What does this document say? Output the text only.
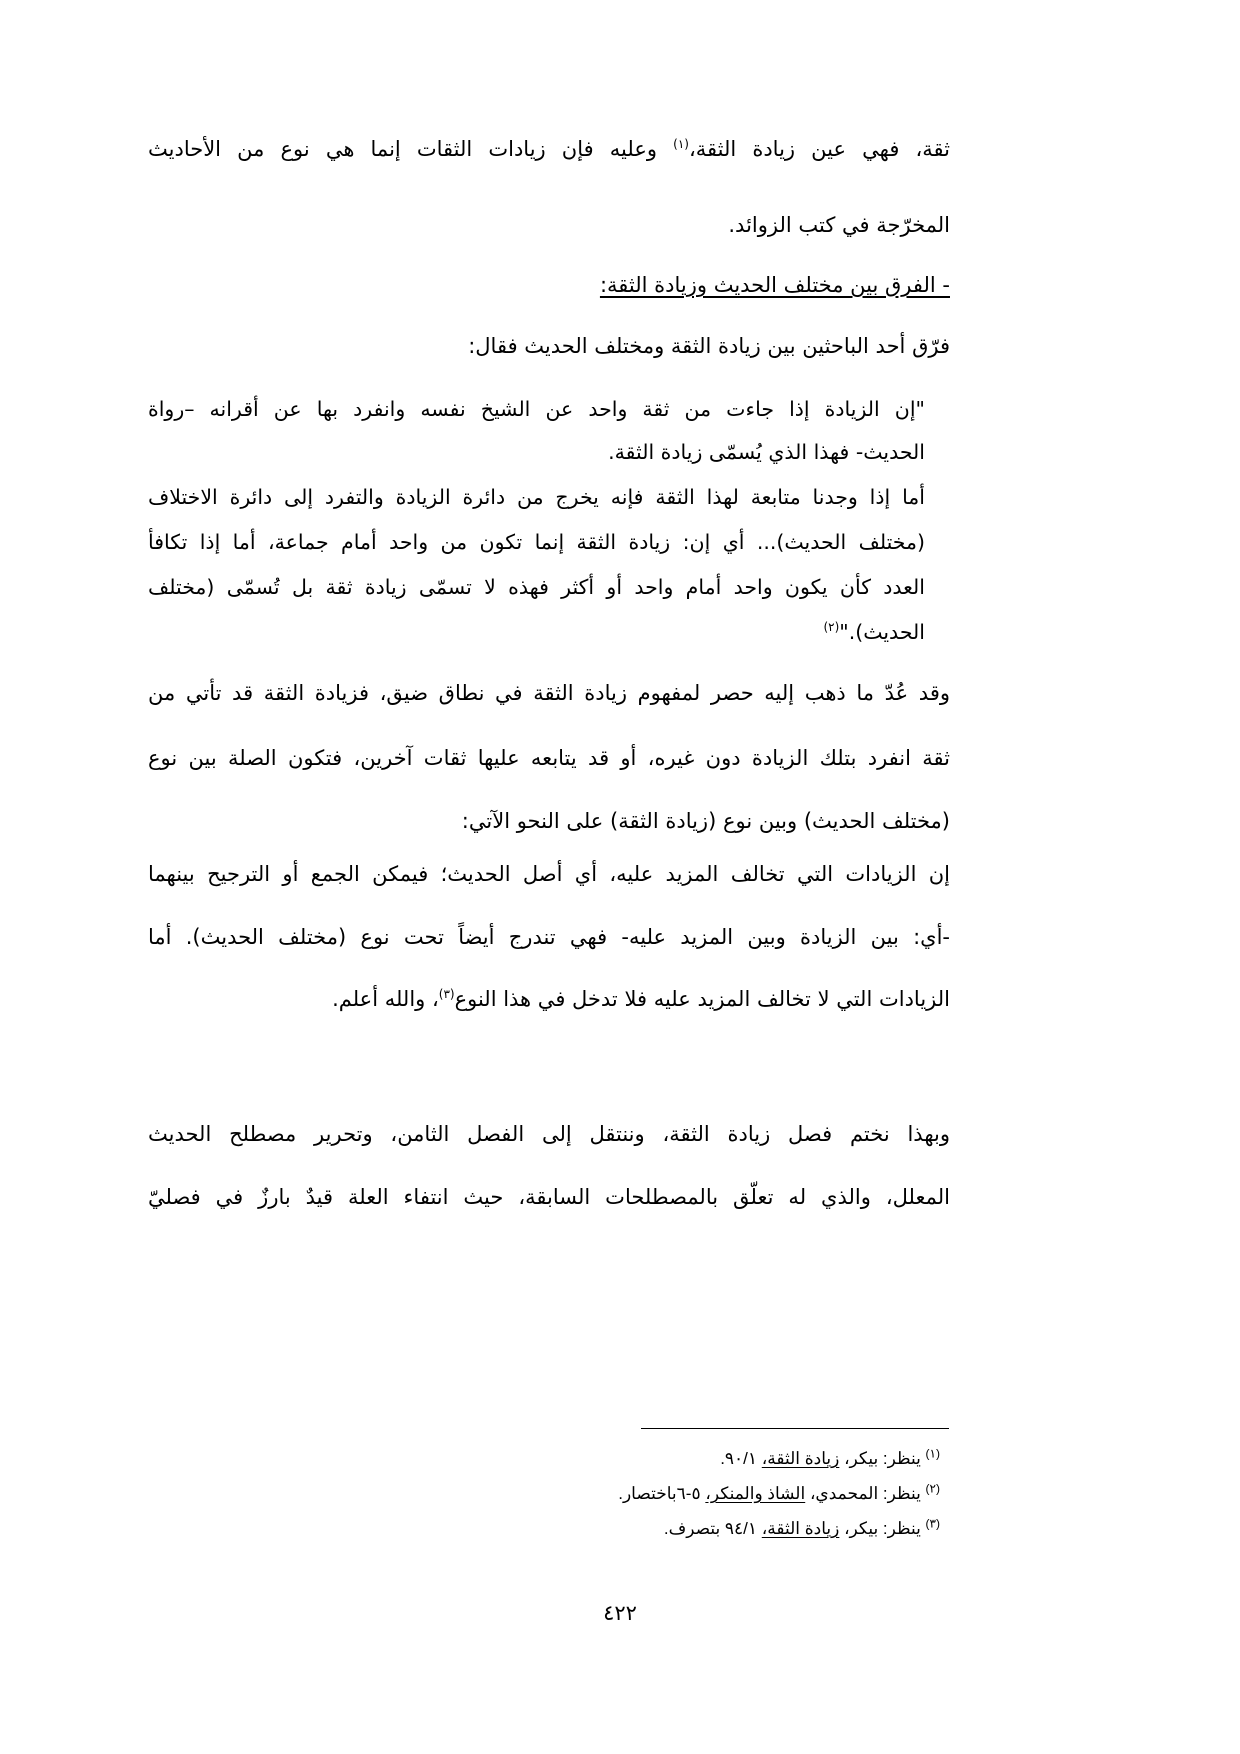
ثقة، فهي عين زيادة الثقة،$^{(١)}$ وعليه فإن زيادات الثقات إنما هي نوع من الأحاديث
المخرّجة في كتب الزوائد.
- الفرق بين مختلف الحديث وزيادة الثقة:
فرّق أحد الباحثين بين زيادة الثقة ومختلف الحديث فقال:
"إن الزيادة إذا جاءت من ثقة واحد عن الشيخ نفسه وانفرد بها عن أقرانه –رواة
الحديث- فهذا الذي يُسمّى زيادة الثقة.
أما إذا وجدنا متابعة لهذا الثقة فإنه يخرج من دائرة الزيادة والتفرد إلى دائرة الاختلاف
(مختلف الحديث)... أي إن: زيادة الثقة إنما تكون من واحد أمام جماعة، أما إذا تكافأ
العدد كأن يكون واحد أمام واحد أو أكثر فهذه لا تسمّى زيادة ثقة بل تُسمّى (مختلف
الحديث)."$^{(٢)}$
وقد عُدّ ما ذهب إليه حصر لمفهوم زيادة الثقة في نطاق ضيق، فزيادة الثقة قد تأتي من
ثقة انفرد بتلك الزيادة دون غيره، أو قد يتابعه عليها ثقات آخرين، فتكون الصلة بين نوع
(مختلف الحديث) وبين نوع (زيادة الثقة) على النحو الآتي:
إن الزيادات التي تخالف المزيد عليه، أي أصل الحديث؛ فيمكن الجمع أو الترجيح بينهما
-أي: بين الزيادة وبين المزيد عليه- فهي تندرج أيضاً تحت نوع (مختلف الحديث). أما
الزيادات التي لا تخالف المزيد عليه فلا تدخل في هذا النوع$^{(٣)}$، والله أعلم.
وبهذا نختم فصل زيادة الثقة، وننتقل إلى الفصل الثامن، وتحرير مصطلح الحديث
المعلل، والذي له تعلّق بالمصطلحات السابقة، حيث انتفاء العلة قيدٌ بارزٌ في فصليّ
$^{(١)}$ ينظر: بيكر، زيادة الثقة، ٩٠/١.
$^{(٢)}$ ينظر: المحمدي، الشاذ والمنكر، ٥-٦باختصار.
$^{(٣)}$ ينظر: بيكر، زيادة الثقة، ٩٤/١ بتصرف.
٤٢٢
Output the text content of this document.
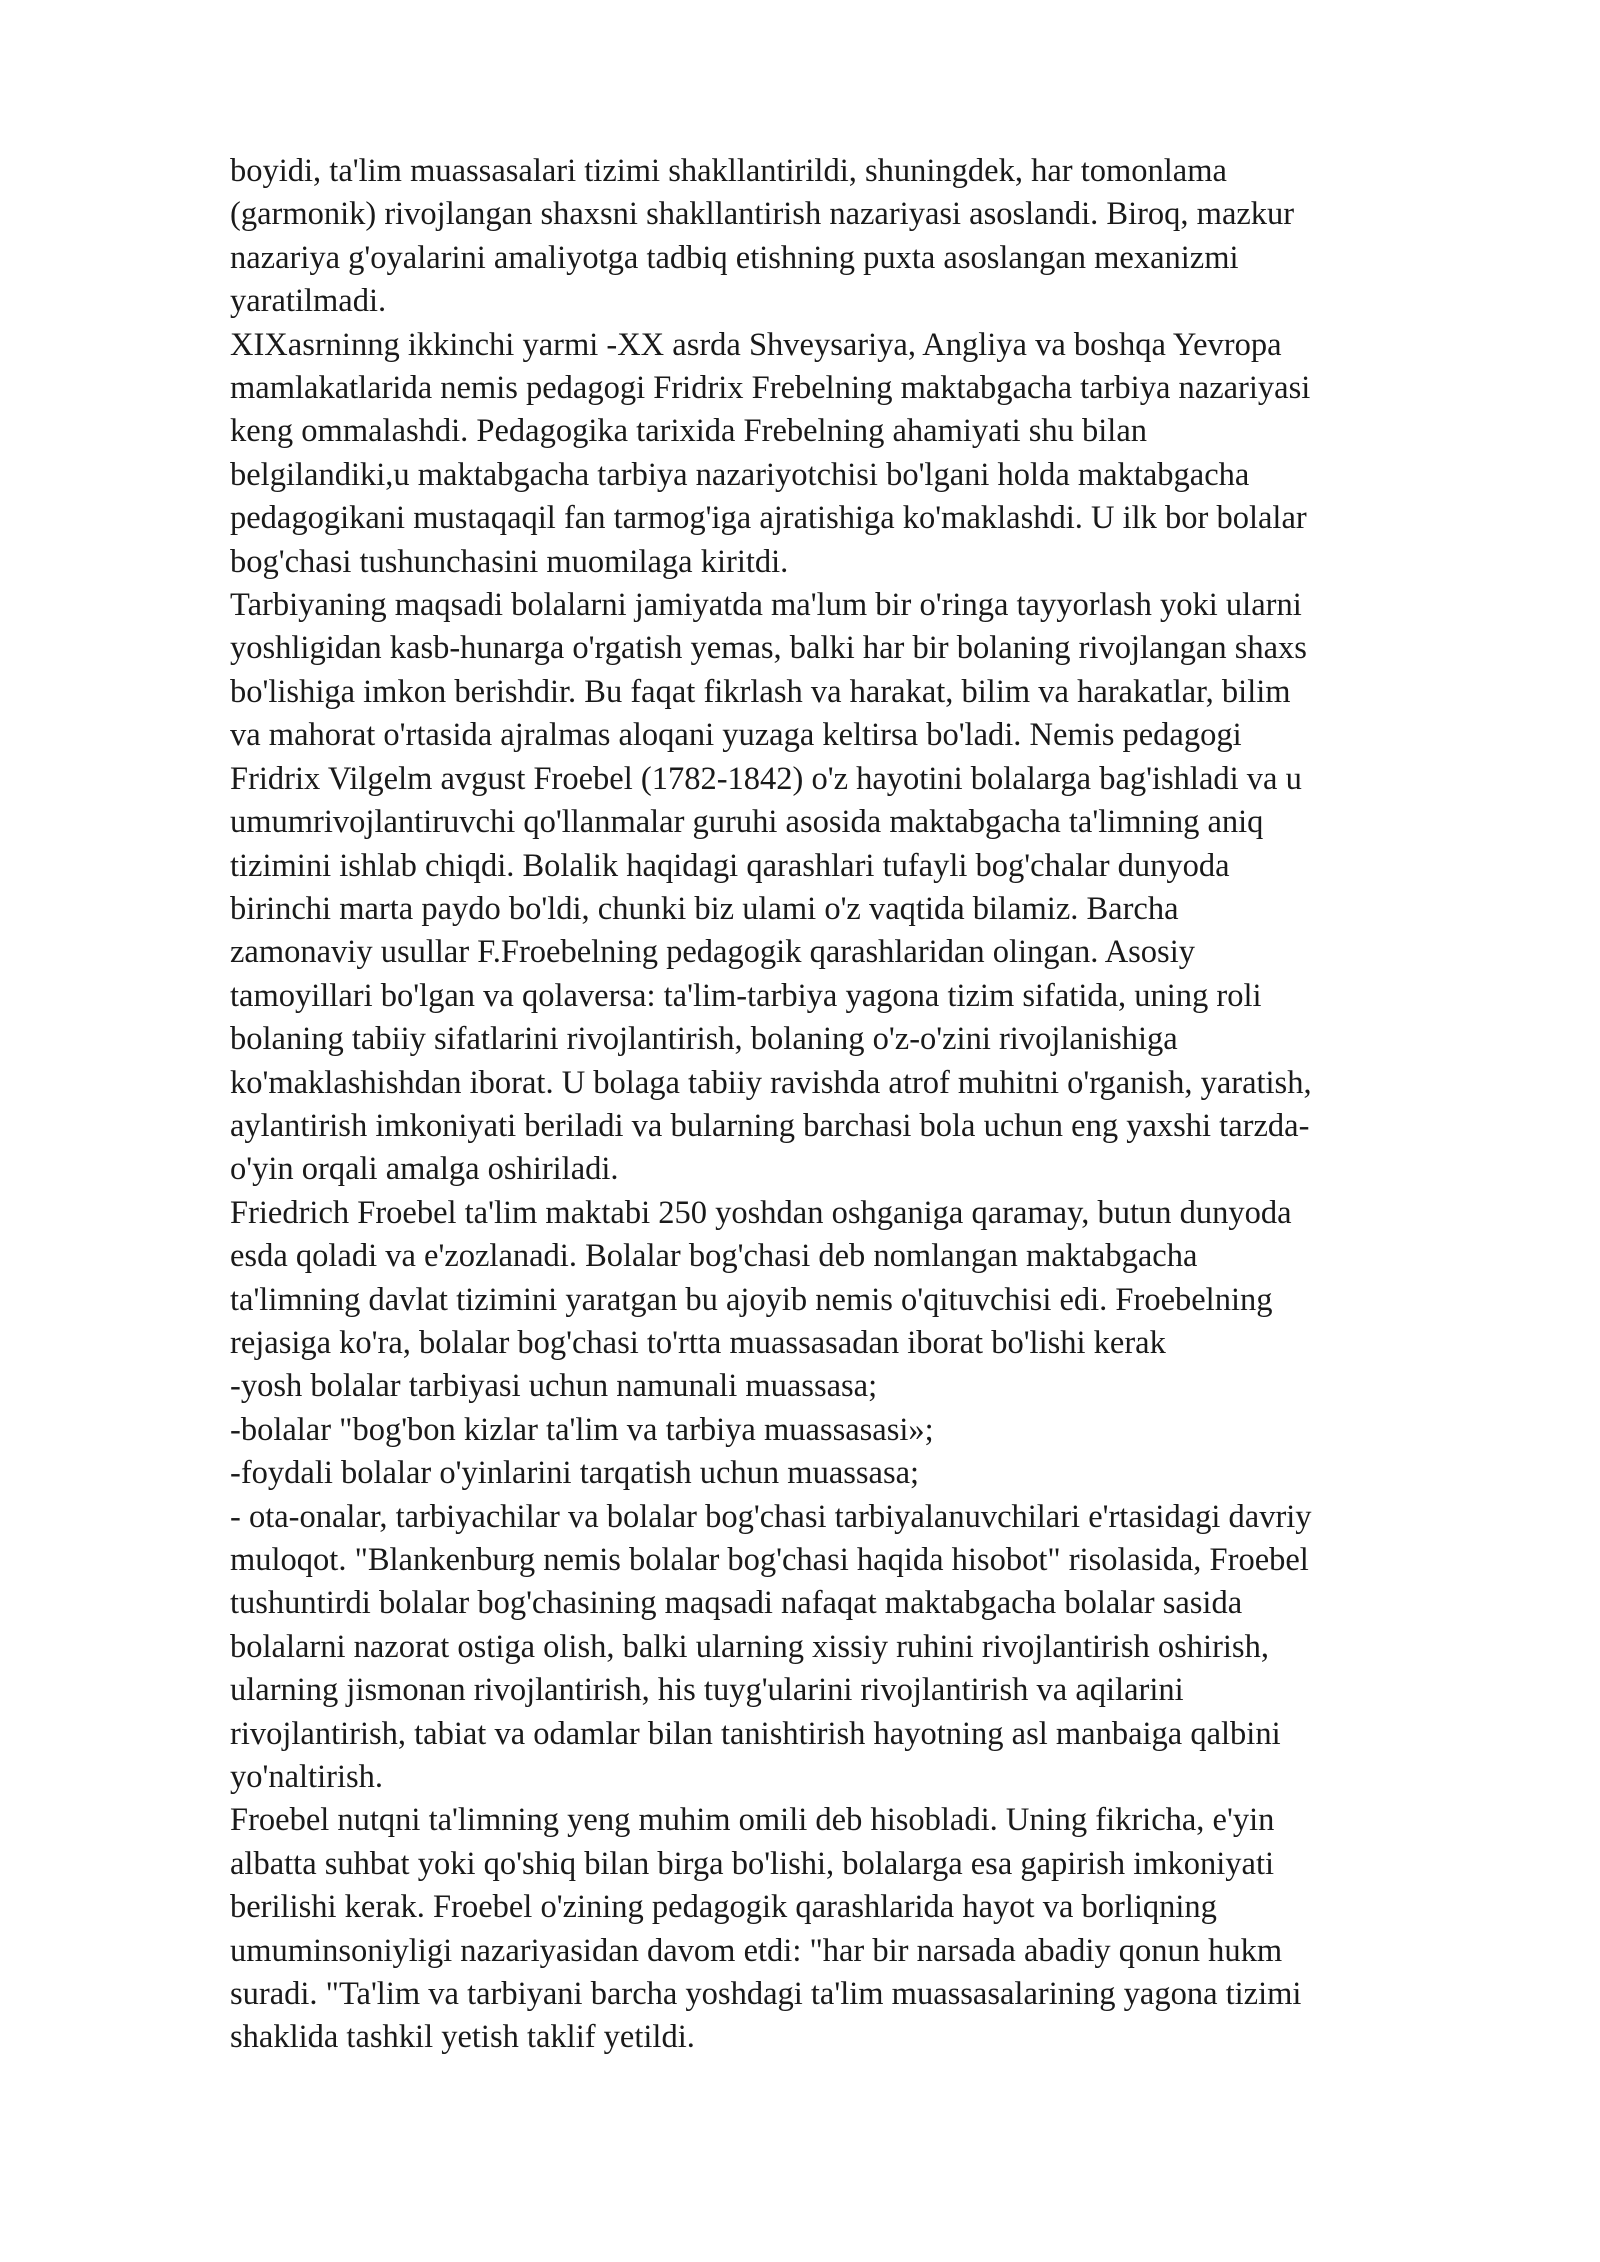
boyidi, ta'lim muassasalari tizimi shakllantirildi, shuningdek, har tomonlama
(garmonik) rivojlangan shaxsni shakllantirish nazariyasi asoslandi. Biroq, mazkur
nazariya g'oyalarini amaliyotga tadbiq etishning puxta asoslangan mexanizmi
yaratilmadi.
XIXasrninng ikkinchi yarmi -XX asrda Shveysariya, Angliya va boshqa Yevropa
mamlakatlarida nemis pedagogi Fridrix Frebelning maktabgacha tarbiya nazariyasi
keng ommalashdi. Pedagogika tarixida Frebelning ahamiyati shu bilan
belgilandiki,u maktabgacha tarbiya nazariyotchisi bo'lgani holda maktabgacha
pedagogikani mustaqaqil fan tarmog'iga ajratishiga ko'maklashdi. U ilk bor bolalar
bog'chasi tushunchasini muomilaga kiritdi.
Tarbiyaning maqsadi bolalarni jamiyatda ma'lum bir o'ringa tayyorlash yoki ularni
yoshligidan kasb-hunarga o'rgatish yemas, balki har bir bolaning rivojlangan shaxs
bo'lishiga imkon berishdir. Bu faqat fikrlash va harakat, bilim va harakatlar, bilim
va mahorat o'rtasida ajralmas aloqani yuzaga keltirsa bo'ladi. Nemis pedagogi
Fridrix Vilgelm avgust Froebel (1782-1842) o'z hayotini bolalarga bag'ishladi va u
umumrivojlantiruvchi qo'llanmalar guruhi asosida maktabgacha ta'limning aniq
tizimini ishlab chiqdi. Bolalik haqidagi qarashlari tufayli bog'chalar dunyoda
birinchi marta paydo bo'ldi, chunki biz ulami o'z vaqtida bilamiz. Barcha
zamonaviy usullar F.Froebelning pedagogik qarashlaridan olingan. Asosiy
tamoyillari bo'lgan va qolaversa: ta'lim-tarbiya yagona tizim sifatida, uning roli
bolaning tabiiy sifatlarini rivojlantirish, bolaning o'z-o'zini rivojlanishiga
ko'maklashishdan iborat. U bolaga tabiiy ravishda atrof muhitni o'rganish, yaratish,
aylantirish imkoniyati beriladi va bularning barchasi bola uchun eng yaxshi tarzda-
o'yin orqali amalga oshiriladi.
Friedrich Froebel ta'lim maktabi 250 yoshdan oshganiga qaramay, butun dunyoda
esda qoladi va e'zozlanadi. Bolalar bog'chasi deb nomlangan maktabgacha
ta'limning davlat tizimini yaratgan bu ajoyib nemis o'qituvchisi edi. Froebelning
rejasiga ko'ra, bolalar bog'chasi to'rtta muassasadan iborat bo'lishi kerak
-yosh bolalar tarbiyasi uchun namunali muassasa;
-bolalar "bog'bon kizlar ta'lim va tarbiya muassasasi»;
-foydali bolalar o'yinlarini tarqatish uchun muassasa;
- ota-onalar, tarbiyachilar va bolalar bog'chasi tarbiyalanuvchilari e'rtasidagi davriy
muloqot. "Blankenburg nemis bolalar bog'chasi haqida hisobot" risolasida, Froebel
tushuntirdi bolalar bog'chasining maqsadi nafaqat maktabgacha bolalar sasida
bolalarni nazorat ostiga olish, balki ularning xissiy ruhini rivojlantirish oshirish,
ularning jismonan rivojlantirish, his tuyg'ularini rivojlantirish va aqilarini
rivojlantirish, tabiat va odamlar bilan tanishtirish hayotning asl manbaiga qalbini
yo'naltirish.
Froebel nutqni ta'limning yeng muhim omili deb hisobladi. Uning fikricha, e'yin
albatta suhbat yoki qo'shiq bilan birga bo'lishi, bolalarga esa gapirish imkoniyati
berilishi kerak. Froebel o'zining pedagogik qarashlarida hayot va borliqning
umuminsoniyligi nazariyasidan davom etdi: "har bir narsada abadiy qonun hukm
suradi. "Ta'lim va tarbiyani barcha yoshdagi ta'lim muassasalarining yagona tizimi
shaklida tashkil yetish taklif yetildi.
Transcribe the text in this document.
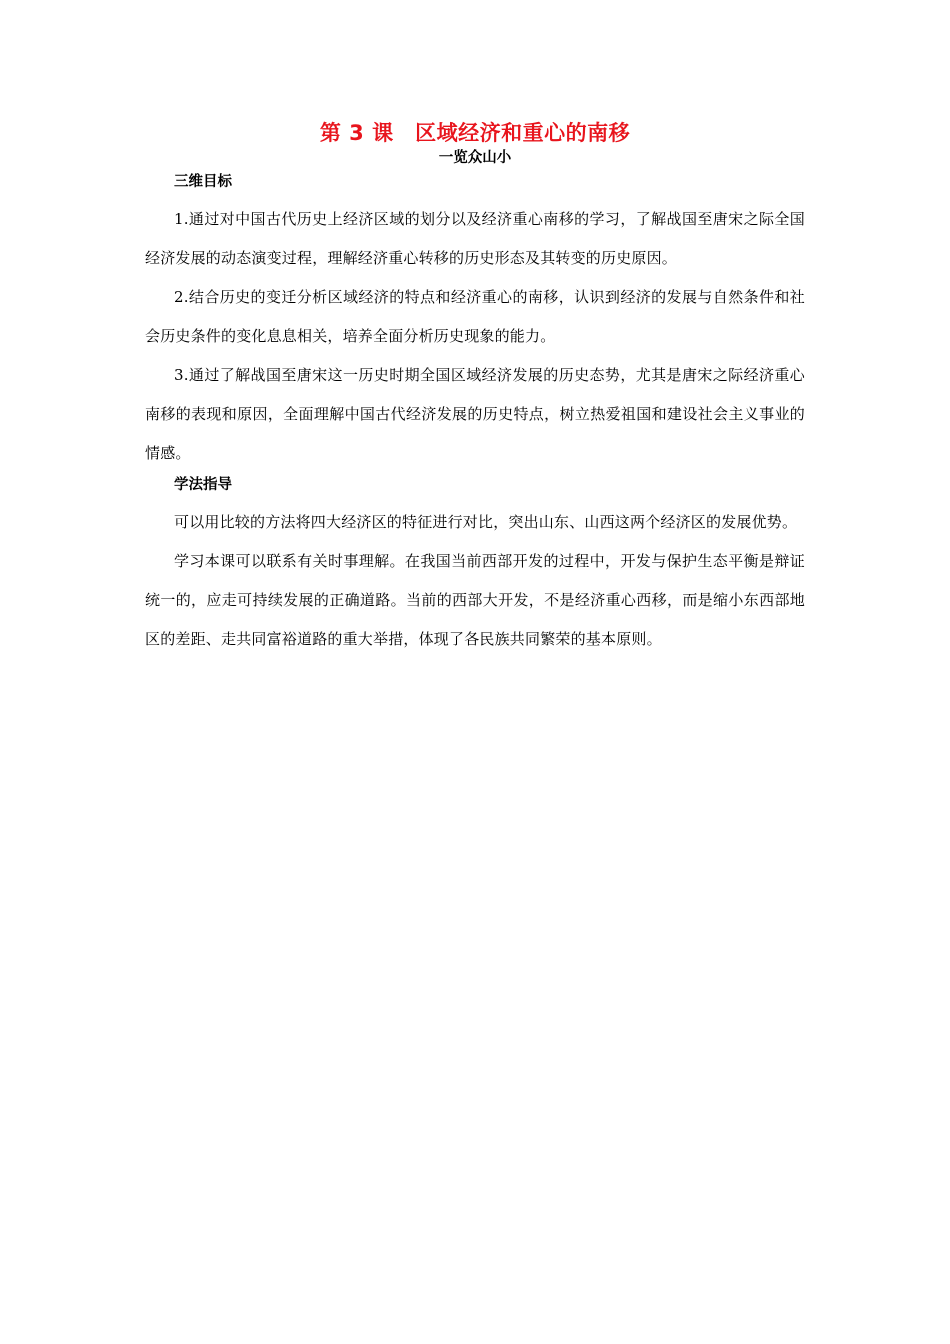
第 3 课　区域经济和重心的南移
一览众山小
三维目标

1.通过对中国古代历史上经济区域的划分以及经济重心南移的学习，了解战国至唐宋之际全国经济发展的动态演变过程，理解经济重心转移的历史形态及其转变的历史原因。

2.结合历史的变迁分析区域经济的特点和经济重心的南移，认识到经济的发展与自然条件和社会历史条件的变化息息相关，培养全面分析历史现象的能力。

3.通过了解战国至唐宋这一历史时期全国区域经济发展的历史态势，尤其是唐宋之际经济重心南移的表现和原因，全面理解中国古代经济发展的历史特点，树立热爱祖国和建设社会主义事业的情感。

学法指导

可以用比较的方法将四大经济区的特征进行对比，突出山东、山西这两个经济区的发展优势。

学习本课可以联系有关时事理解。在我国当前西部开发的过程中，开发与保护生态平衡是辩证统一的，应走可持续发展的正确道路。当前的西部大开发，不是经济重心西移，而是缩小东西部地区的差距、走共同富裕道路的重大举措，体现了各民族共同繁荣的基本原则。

::::

= Brief =
Copy only the lines running from the one that holds "Transcribe the text in this document." through the last line of the data, and include both of those lines. Do not copy any pictures.

= Finished task =
Transcribe the text in this document.
第 3 课　区域经济和重心的南移
一览众山小
三维目标

1.通过对中国古代历史上经济区域的划分以及经济重心南移的学习，了解战国至唐宋之际全国经济发展的动态演变过程，理解经济重心转移的历史形态及其转变的历史原因。

2.结合历史的变迁分析区域经济的特点和经济重心的南移，认识到经济的发展与自然条件和社会历史条件的变化息息相关，培养全面分析历史现象的能力。

3.通过了解战国至唐宋这一历史时期全国区域经济发展的历史态势，尤其是唐宋之际经济重心南移的表现和原因，全面理解中国古代经济发展的历史特点，树立热爱祖国和建设社会主义事业的情感。

学法指导

可以用比较的方法将四大经济区的特征进行对比，突出山东、山西这两个经济区的发展优势。

学习本课可以联系有关时事理解。在我国当前西部开发的过程中，开发与保护生态平衡是辩证统一的，应走可持续发展的正确道路。当前的西部大开发，不是经济重心西移，而是缩小东西部地区的差距、走共同富裕道路的重大举措，体现了各民族共同繁荣的基本原则。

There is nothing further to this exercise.